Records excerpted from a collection
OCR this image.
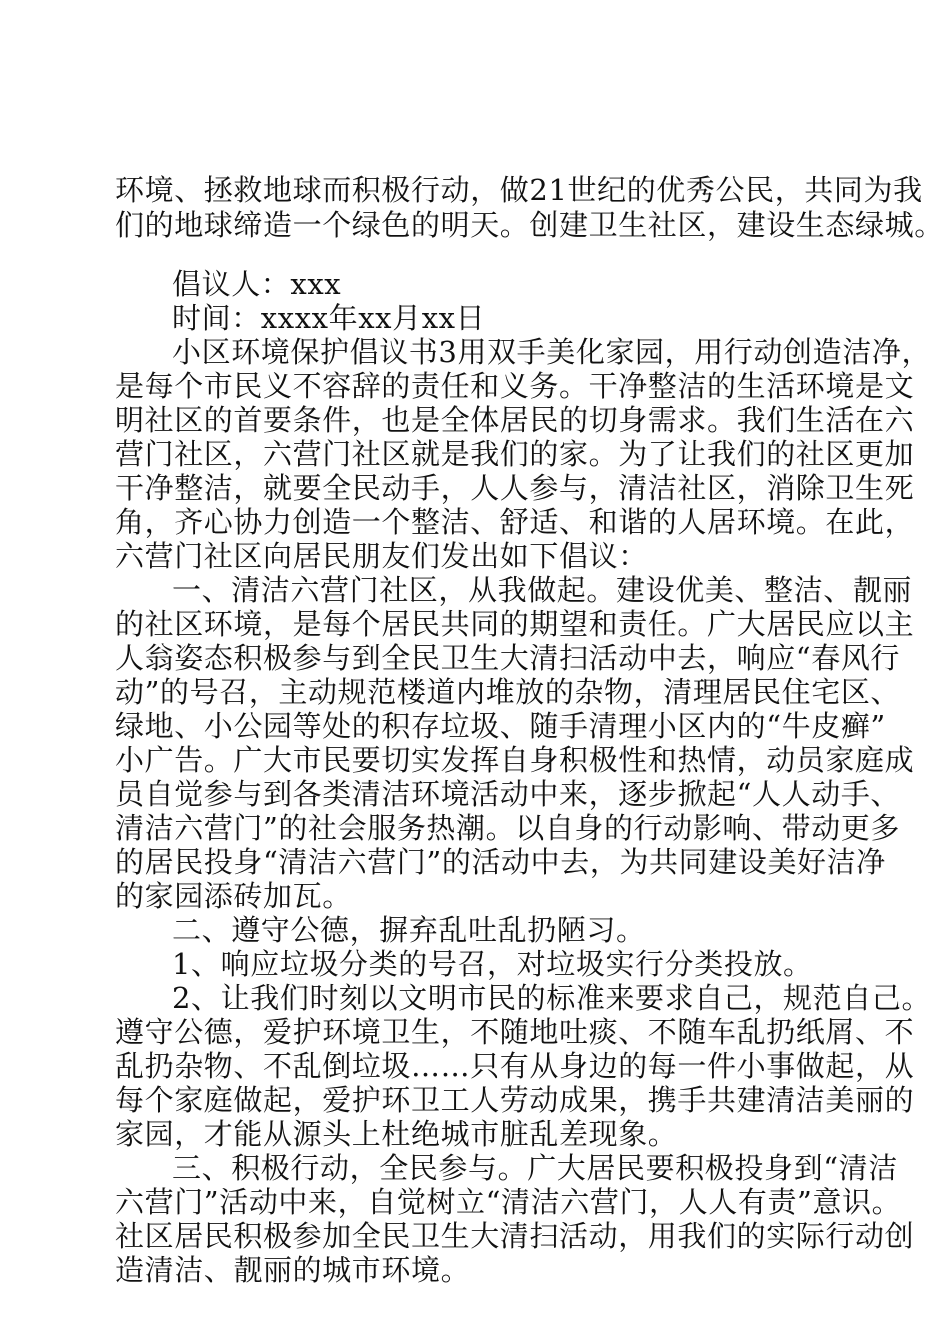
环境、拯救地球而积极行动，做21世纪的优秀公民，共同为我
们的地球缔造一个绿色的明天。创建卫生社区，建设生态绿城。
倡议人：xxx
时间：xxxx年xx月xx日
小区环境保护倡议书3用双手美化家园，用行动创造洁净，
是每个市民义不容辞的责任和义务。干净整洁的生活环境是文
明社区的首要条件，也是全体居民的切身需求。我们生活在六
营门社区，六营门社区就是我们的家。为了让我们的社区更加
干净整洁，就要全民动手，人人参与，清洁社区，消除卫生死
角，齐心协力创造一个整洁、舒适、和谐的人居环境。在此，
六营门社区向居民朋友们发出如下倡议：
一、清洁六营门社区，从我做起。建设优美、整洁、靓丽
的社区环境，是每个居民共同的期望和责任。广大居民应以主
人翁姿态积极参与到全民卫生大清扫活动中去，响应“春风行
动”的号召，主动规范楼道内堆放的杂物，清理居民住宅区、
绿地、小公园等处的积存垃圾、随手清理小区内的“牛皮癣”
小广告。广大市民要切实发挥自身积极性和热情，动员家庭成
员自觉参与到各类清洁环境活动中来，逐步掀起“人人动手、
清洁六营门”的社会服务热潮。以自身的行动影响、带动更多
的居民投身“清洁六营门”的活动中去，为共同建设美好洁净
的家园添砖加瓦。
二、遵守公德，摒弃乱吐乱扔陋习。
1、响应垃圾分类的号召，对垃圾实行分类投放。
2、让我们时刻以文明市民的标准来要求自己，规范自己。
遵守公德，爱护环境卫生，不随地吐痰、不随车乱扔纸屑、不
乱扔杂物、不乱倒垃圾……只有从身边的每一件小事做起，从
每个家庭做起，爱护环卫工人劳动成果，携手共建清洁美丽的
家园，才能从源头上杜绝城市脏乱差现象。
三、积极行动，全民参与。广大居民要积极投身到“清洁
六营门”活动中来，自觉树立“清洁六营门，人人有责”意识。
社区居民积极参加全民卫生大清扫活动，用我们的实际行动创
造清洁、靓丽的城市环境。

WHAT THE EXERCISE ASKS: Transcribe every line from the records above without alteration, and leave out the images.

TASK RESPONSE:
OCR this image.
环境、拯救地球而积极行动，做21世纪的优秀公民，共同为我
们的地球缔造一个绿色的明天。创建卫生社区，建设生态绿城。
倡议人：xxx
时间：xxxx年xx月xx日
小区环境保护倡议书3用双手美化家园，用行动创造洁净，
是每个市民义不容辞的责任和义务。干净整洁的生活环境是文
明社区的首要条件，也是全体居民的切身需求。我们生活在六
营门社区，六营门社区就是我们的家。为了让我们的社区更加
干净整洁，就要全民动手，人人参与，清洁社区，消除卫生死
角，齐心协力创造一个整洁、舒适、和谐的人居环境。在此，
六营门社区向居民朋友们发出如下倡议：
一、清洁六营门社区，从我做起。建设优美、整洁、靓丽
的社区环境，是每个居民共同的期望和责任。广大居民应以主
人翁姿态积极参与到全民卫生大清扫活动中去，响应“春风行
动”的号召，主动规范楼道内堆放的杂物，清理居民住宅区、
绿地、小公园等处的积存垃圾、随手清理小区内的“牛皮癣”
小广告。广大市民要切实发挥自身积极性和热情，动员家庭成
员自觉参与到各类清洁环境活动中来，逐步掀起“人人动手、
清洁六营门”的社会服务热潮。以自身的行动影响、带动更多
的居民投身“清洁六营门”的活动中去，为共同建设美好洁净
的家园添砖加瓦。
二、遵守公德，摒弃乱吐乱扔陋习。
1、响应垃圾分类的号召，对垃圾实行分类投放。
2、让我们时刻以文明市民的标准来要求自己，规范自己。
遵守公德，爱护环境卫生，不随地吐痰、不随车乱扔纸屑、不
乱扔杂物、不乱倒垃圾……只有从身边的每一件小事做起，从
每个家庭做起，爱护环卫工人劳动成果，携手共建清洁美丽的
家园，才能从源头上杜绝城市脏乱差现象。
三、积极行动，全民参与。广大居民要积极投身到“清洁
六营门”活动中来，自觉树立“清洁六营门，人人有责”意识。
社区居民积极参加全民卫生大清扫活动，用我们的实际行动创
造清洁、靓丽的城市环境。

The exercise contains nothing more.